**Task goal**
From the entries below, pull out each line where "kind" appears.

**Provided records**
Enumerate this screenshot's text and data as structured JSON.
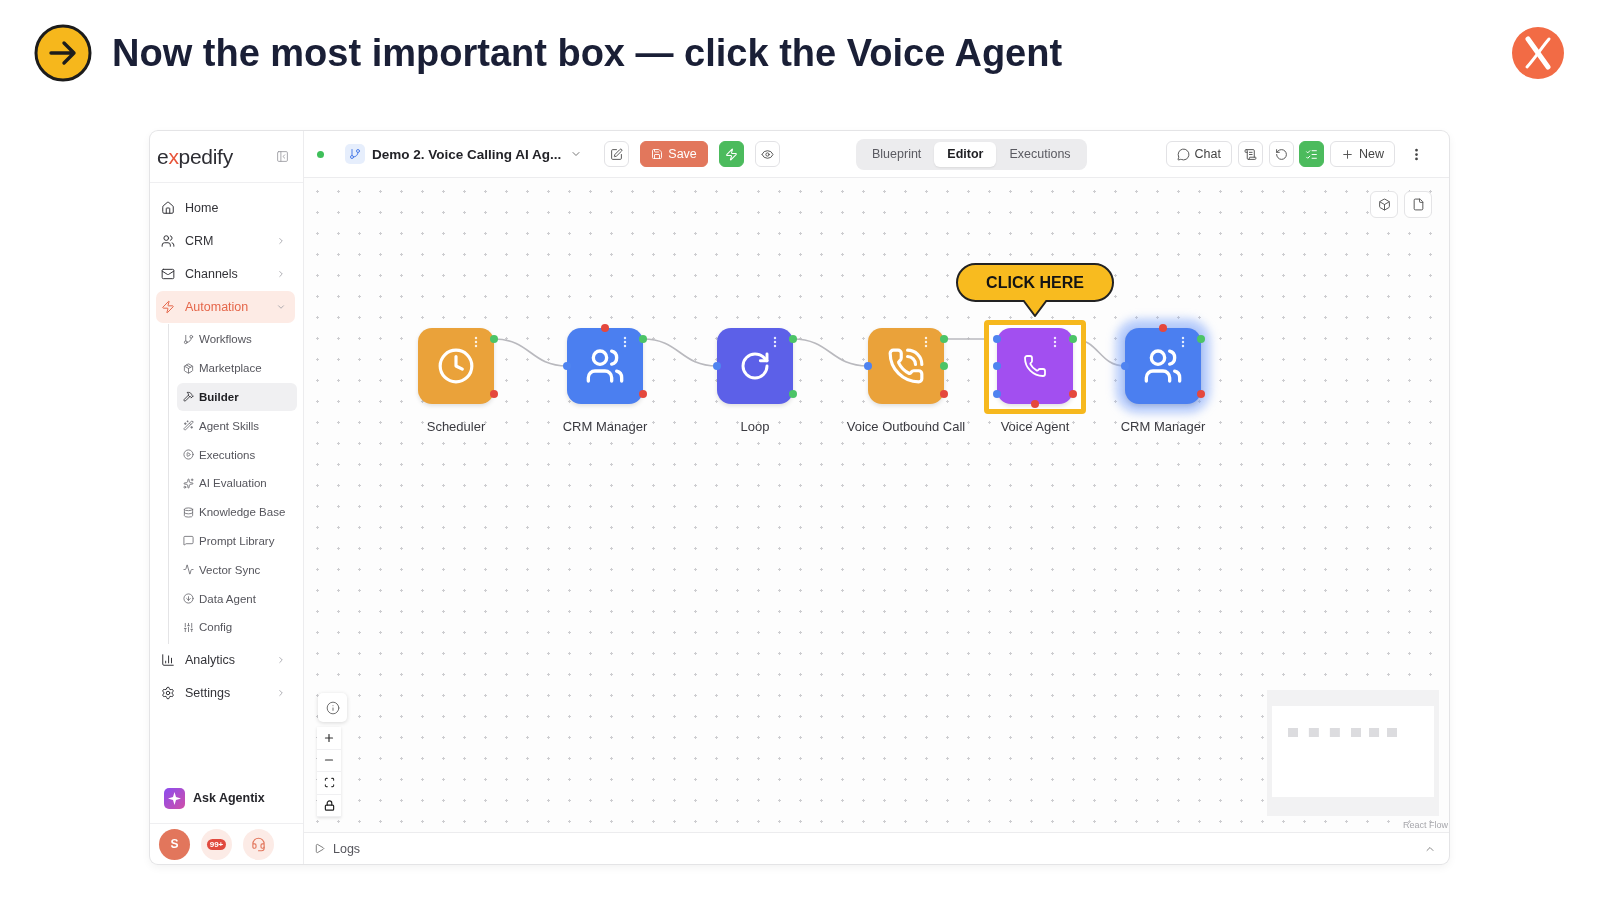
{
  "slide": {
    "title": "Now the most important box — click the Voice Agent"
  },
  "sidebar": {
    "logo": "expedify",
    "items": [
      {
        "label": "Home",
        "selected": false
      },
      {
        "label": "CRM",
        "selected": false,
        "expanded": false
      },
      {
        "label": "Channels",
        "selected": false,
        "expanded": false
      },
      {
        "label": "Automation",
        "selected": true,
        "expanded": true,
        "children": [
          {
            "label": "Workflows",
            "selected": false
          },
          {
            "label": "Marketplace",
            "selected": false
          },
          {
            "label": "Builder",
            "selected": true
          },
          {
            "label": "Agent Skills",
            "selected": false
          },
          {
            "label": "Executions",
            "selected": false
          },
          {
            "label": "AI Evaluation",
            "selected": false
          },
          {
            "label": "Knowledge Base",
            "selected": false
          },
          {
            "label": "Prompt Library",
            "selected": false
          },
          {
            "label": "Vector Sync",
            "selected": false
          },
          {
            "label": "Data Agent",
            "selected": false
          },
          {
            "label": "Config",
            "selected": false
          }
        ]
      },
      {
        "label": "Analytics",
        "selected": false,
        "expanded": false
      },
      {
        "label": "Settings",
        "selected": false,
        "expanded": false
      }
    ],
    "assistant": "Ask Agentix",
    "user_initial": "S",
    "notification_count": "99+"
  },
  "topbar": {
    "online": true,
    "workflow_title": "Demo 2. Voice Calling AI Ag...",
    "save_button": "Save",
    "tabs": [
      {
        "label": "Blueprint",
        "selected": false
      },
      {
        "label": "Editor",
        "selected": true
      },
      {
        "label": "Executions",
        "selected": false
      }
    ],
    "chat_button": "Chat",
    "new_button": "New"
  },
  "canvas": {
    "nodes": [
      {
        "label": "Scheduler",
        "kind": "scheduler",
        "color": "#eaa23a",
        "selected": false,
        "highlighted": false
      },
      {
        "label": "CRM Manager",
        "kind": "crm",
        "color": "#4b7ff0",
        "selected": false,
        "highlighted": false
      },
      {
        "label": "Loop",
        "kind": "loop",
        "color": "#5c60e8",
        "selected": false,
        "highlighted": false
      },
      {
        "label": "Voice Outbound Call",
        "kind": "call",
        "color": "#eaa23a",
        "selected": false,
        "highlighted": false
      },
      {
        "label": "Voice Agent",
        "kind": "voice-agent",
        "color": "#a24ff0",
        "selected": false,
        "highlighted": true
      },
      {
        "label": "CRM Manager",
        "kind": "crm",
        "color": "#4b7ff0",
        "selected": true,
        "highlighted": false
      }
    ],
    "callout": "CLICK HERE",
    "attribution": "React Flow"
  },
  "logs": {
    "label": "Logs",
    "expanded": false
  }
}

* * *

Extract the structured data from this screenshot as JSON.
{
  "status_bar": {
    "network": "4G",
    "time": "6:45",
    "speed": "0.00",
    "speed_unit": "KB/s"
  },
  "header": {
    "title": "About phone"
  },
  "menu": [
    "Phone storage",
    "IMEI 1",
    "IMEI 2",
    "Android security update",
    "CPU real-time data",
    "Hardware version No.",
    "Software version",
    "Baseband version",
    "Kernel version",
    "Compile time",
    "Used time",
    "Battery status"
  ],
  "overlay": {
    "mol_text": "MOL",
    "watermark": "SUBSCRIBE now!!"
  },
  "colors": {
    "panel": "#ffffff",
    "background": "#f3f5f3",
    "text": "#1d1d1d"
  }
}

**Completed task**
        "kind": "scheduler",
        "kind": "crm",
        "kind": "loop",
        "kind": "call",
        "kind": "voice-agent",
        "kind": "crm",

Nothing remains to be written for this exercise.